| A run of records |
>>>>>

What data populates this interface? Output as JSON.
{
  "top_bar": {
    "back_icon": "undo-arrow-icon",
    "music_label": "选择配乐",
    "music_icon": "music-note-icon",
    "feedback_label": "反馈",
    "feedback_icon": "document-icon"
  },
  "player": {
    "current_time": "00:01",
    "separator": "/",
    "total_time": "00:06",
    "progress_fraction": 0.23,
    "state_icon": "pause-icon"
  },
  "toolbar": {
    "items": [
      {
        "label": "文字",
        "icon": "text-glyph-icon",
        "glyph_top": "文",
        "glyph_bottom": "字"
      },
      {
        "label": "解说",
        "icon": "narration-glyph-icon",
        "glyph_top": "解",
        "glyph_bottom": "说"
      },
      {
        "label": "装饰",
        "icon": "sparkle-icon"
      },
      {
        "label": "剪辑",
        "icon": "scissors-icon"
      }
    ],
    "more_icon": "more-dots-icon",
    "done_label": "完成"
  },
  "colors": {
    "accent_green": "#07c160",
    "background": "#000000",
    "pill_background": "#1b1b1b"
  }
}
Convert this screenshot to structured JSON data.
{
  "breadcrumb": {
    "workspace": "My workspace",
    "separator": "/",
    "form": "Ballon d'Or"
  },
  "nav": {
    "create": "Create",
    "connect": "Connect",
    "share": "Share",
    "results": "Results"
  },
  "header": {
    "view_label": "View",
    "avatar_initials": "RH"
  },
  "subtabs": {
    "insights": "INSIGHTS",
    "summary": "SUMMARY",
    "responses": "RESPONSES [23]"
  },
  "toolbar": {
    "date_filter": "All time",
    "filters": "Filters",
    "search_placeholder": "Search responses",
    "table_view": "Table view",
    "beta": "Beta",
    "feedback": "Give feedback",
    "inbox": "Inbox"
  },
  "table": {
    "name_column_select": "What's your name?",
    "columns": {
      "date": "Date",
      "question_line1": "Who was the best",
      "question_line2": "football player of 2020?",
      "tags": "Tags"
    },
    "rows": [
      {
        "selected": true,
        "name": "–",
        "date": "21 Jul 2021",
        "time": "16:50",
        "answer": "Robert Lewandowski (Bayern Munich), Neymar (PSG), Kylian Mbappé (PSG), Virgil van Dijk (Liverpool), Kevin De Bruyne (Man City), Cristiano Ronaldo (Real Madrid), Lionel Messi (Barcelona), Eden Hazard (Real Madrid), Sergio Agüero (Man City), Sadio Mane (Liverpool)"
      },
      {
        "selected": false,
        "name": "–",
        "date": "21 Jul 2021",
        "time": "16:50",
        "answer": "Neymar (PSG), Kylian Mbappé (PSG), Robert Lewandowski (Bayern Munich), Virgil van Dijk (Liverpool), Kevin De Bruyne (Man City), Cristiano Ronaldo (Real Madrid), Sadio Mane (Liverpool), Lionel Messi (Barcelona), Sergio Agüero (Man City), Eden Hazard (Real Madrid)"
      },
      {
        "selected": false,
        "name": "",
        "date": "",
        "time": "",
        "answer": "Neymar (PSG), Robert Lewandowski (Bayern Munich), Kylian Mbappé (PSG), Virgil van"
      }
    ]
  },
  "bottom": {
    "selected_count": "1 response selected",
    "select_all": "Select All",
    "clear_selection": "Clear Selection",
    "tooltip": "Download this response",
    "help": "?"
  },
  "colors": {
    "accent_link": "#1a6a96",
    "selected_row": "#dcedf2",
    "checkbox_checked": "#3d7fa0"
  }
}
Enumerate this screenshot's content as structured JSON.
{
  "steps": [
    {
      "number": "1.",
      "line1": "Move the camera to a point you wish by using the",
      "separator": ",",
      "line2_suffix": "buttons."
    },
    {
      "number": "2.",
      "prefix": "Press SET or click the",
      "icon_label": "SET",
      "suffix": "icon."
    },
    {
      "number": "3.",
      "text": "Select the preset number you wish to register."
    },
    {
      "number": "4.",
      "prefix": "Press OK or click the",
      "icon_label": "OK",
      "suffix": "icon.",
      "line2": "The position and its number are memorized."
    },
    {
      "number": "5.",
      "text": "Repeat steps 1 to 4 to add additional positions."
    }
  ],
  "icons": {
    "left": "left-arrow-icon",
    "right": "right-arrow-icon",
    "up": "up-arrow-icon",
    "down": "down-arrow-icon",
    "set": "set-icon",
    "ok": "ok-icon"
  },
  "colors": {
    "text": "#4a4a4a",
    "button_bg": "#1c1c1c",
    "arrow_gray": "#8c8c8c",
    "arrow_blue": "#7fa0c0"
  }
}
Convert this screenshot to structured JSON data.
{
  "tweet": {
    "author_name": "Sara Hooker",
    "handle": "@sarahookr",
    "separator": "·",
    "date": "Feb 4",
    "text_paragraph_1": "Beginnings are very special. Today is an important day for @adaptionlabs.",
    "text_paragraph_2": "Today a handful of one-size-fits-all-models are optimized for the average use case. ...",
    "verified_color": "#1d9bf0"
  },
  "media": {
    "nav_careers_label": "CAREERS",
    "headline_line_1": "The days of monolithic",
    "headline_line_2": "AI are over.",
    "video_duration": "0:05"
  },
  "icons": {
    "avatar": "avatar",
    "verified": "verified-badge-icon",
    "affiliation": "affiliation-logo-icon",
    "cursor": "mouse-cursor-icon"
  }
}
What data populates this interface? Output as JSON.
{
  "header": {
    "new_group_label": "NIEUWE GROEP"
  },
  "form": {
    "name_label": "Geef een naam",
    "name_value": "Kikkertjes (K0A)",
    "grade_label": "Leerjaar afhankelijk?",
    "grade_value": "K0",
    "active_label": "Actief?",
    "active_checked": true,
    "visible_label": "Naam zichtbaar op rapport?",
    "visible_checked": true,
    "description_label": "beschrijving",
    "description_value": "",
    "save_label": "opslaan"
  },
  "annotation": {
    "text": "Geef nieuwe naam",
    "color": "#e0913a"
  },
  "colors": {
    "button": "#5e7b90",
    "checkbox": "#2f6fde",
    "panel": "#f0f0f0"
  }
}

<<<<<

Collect each line of the entries that has the word "Kevin", copying it in full.

        "answer": "Robert Lewandowski (Bayern Munich), Neymar (PSG), Kylian Mbappé (PSG), Virgil van Dijk (Liverpool), Kevin De Bruyne (Man City), Cristiano Ronaldo (Real Madrid), Lionel Messi (Barcelona), Eden Hazard (Real Madrid), Sergio Agüero (Man City), Sadio Mane (Liverpool)"
        "answer": "Neymar (PSG), Kylian Mbappé (PSG), Robert Lewandowski (Bayern Munich), Virgil van Dijk (Liverpool), Kevin De Bruyne (Man City), Cristiano Ronaldo (Real Madrid), Sadio Mane (Liverpool), Lionel Messi (Barcelona), Sergio Agüero (Man City), Eden Hazard (Real Madrid)"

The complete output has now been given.